(Dataset entries)

==*==

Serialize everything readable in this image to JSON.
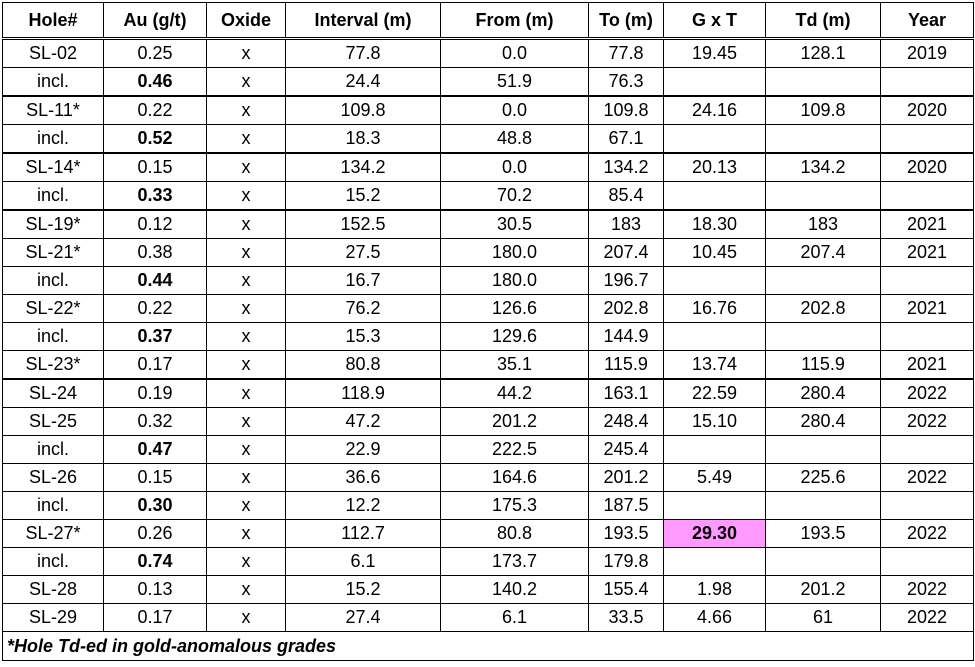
{
  "table": {
    "header": [
      "Hole#",
      "Au (g/t)",
      "Oxide",
      "Interval (m)",
      "From (m)",
      "To (m)",
      "G x T",
      "Td (m)",
      "Year"
    ],
    "rows": [
      [
        "SL-02",
        "0.25",
        "x",
        "77.8",
        "0.0",
        "77.8",
        "19.45",
        "128.1",
        "2019"
      ],
      [
        "incl.",
        "0.46",
        "x",
        "24.4",
        "51.9",
        "76.3",
        null,
        null,
        null
      ],
      [
        "SL-11*",
        "0.22",
        "x",
        "109.8",
        "0.0",
        "109.8",
        "24.16",
        "109.8",
        "2020"
      ],
      [
        "incl.",
        "0.52",
        "x",
        "18.3",
        "48.8",
        "67.1",
        null,
        null,
        null
      ],
      [
        "SL-14*",
        "0.15",
        "x",
        "134.2",
        "0.0",
        "134.2",
        "20.13",
        "134.2",
        "2020"
      ],
      [
        "incl.",
        "0.33",
        "x",
        "15.2",
        "70.2",
        "85.4",
        null,
        null,
        null
      ],
      [
        "SL-19*",
        "0.12",
        "x",
        "152.5",
        "30.5",
        "183",
        "18.30",
        "183",
        "2021"
      ],
      [
        "SL-21*",
        "0.38",
        "x",
        "27.5",
        "180.0",
        "207.4",
        "10.45",
        "207.4",
        "2021"
      ],
      [
        "incl.",
        "0.44",
        "x",
        "16.7",
        "180.0",
        "196.7",
        null,
        null,
        null
      ],
      [
        "SL-22*",
        "0.22",
        "x",
        "76.2",
        "126.6",
        "202.8",
        "16.76",
        "202.8",
        "2021"
      ],
      [
        "incl.",
        "0.37",
        "x",
        "15.3",
        "129.6",
        "144.9",
        null,
        null,
        null
      ],
      [
        "SL-23*",
        "0.17",
        "x",
        "80.8",
        "35.1",
        "115.9",
        "13.74",
        "115.9",
        "2021"
      ],
      [
        "SL-24",
        "0.19",
        "x",
        "118.9",
        "44.2",
        "163.1",
        "22.59",
        "280.4",
        "2022"
      ],
      [
        "SL-25",
        "0.32",
        "x",
        "47.2",
        "201.2",
        "248.4",
        "15.10",
        "280.4",
        "2022"
      ],
      [
        "incl.",
        "0.47",
        "x",
        "22.9",
        "222.5",
        "245.4",
        null,
        null,
        null
      ],
      [
        "SL-26",
        "0.15",
        "x",
        "36.6",
        "164.6",
        "201.2",
        "5.49",
        "225.6",
        "2022"
      ],
      [
        "incl.",
        "0.30",
        "x",
        "12.2",
        "175.3",
        "187.5",
        null,
        null,
        null
      ],
      [
        "SL-27*",
        "0.26",
        "x",
        "112.7",
        "80.8",
        "193.5",
        "29.30",
        "193.5",
        "2022"
      ],
      [
        "incl.",
        "0.74",
        "x",
        "6.1",
        "173.7",
        "179.8",
        null,
        null,
        null
      ],
      [
        "SL-28",
        "0.13",
        "x",
        "15.2",
        "140.2",
        "155.4",
        "1.98",
        "201.2",
        "2022"
      ],
      [
        "SL-29",
        "0.17",
        "x",
        "27.4",
        "6.1",
        "33.5",
        "4.66",
        "61",
        "2022"
      ]
    ],
    "footnote": "*Hole Td-ed in gold-anomalous grades"
  }
}
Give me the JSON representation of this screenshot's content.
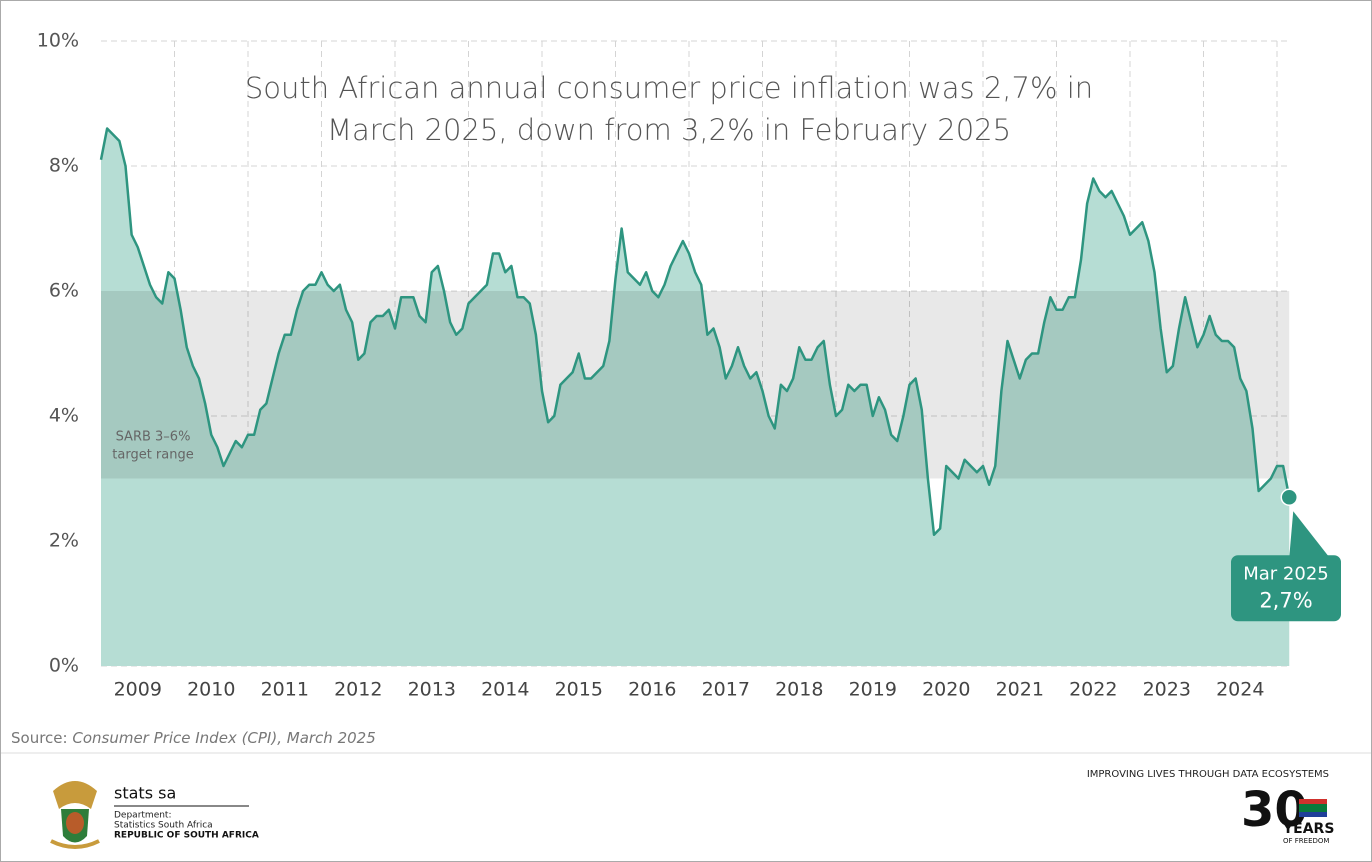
{
  "chart_data": {
    "type": "area",
    "title": "South African annual consumer price inflation was 2,7% in March 2025, down from 3,2% in February 2025",
    "categories": [
      null,
      null,
      null,
      null,
      null,
      null,
      "2009",
      null,
      null,
      null,
      null,
      null,
      null,
      null,
      null,
      null,
      null,
      null,
      "2010",
      null,
      null,
      null,
      null,
      null,
      null,
      null,
      null,
      null,
      null,
      null,
      "2011",
      null,
      null,
      null,
      null,
      null,
      null,
      null,
      null,
      null,
      null,
      null,
      "2012",
      null,
      null,
      null,
      null,
      null,
      null,
      null,
      null,
      null,
      null,
      null,
      "2013",
      null,
      null,
      null,
      null,
      null,
      null,
      null,
      null,
      null,
      null,
      null,
      "2014",
      null,
      null,
      null,
      null,
      null,
      null,
      null,
      null,
      null,
      null,
      null,
      "2015",
      null,
      null,
      null,
      null,
      null,
      null,
      null,
      null,
      null,
      null,
      null,
      "2016",
      null,
      null,
      null,
      null,
      null,
      null,
      null,
      null,
      null,
      null,
      null,
      "2017",
      null,
      null,
      null,
      null,
      null,
      null,
      null,
      null,
      null,
      null,
      null,
      "2018",
      null,
      null,
      null,
      null,
      null,
      null,
      null,
      null,
      null,
      null,
      null,
      "2019",
      null,
      null,
      null,
      null,
      null,
      null,
      null,
      null,
      null,
      null,
      null,
      "2020",
      null,
      null,
      null,
      null,
      null,
      null,
      null,
      null,
      null,
      null,
      null,
      "2021",
      null,
      null,
      null,
      null,
      null,
      null,
      null,
      null,
      null,
      null,
      null,
      "2022",
      null,
      null,
      null,
      null,
      null,
      null,
      null,
      null,
      null,
      null,
      null,
      "2023",
      null,
      null,
      null,
      null,
      null,
      null,
      null,
      null,
      null,
      null,
      null,
      "2024",
      null,
      null,
      null,
      null,
      null,
      null,
      null,
      null
    ],
    "values": [
      8.1,
      8.6,
      8.5,
      8.4,
      8.0,
      6.9,
      6.7,
      6.4,
      6.1,
      5.9,
      5.8,
      6.3,
      6.2,
      5.7,
      5.1,
      4.8,
      4.6,
      4.2,
      3.7,
      3.5,
      3.2,
      3.4,
      3.6,
      3.5,
      3.7,
      3.7,
      4.1,
      4.2,
      4.6,
      5.0,
      5.3,
      5.3,
      5.7,
      6.0,
      6.1,
      6.1,
      6.3,
      6.1,
      6.0,
      6.1,
      5.7,
      5.5,
      4.9,
      5.0,
      5.5,
      5.6,
      5.6,
      5.7,
      5.4,
      5.9,
      5.9,
      5.9,
      5.6,
      5.5,
      6.3,
      6.4,
      6.0,
      5.5,
      5.3,
      5.4,
      5.8,
      5.9,
      6.0,
      6.1,
      6.6,
      6.6,
      6.3,
      6.4,
      5.9,
      5.9,
      5.8,
      5.3,
      4.4,
      3.9,
      4.0,
      4.5,
      4.6,
      4.7,
      5.0,
      4.6,
      4.6,
      4.7,
      4.8,
      5.2,
      6.2,
      7.0,
      6.3,
      6.2,
      6.1,
      6.3,
      6.0,
      5.9,
      6.1,
      6.4,
      6.6,
      6.8,
      6.6,
      6.3,
      6.1,
      5.3,
      5.4,
      5.1,
      4.6,
      4.8,
      5.1,
      4.8,
      4.6,
      4.7,
      4.4,
      4.0,
      3.8,
      4.5,
      4.4,
      4.6,
      5.1,
      4.9,
      4.9,
      5.1,
      5.2,
      4.5,
      4.0,
      4.1,
      4.5,
      4.4,
      4.5,
      4.5,
      4.0,
      4.3,
      4.1,
      3.7,
      3.6,
      4.0,
      4.5,
      4.6,
      4.1,
      3.0,
      2.1,
      2.2,
      3.2,
      3.1,
      3.0,
      3.3,
      3.2,
      3.1,
      3.2,
      2.9,
      3.2,
      4.4,
      5.2,
      4.9,
      4.6,
      4.9,
      5.0,
      5.0,
      5.5,
      5.9,
      5.7,
      5.7,
      5.9,
      5.9,
      6.5,
      7.4,
      7.8,
      7.6,
      7.5,
      7.6,
      7.4,
      7.2,
      6.9,
      7.0,
      7.1,
      6.8,
      6.3,
      5.4,
      4.7,
      4.8,
      5.4,
      5.9,
      5.5,
      5.1,
      5.3,
      5.6,
      5.3,
      5.2,
      5.2,
      5.1,
      4.6,
      4.4,
      3.8,
      2.8,
      2.9,
      3.0,
      3.2,
      3.2,
      2.7
    ],
    "color": "#2e9580",
    "fill_color": "#b6ddd4",
    "ylim": [
      0,
      10
    ],
    "yticks": [
      {
        "value": 0,
        "label": "0%"
      },
      {
        "value": 2,
        "label": "2%"
      },
      {
        "value": 4,
        "label": "4%"
      },
      {
        "value": 6,
        "label": "6%"
      },
      {
        "value": 8,
        "label": "8%"
      },
      {
        "value": 10,
        "label": "10%"
      }
    ],
    "grid": true,
    "target_range": [
      3,
      6
    ],
    "target_range_label": [
      "SARB 3–6%",
      "target range"
    ],
    "callout": {
      "label": "Mar 2025",
      "value_label": "2,7%"
    },
    "source_prefix": "Source:",
    "source": "Consumer Price Index (CPI), March 2025"
  },
  "footer": {
    "org_name": "stats sa",
    "department": "Department:",
    "department_name": "Statistics South Africa",
    "country": "REPUBLIC OF SOUTH AFRICA",
    "slogan": "IMPROVING LIVES THROUGH DATA ECOSYSTEMS",
    "anniversary_number": "30",
    "anniversary_word": "YEARS",
    "anniversary_sub": "OF FREEDOM"
  }
}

==*==

▶ _Task description_
Return every line above that contains the word "this".

▶ _Task solution_
Serialize everything readable in this image to JSON.
Give me the JSON representation of this screenshot's content.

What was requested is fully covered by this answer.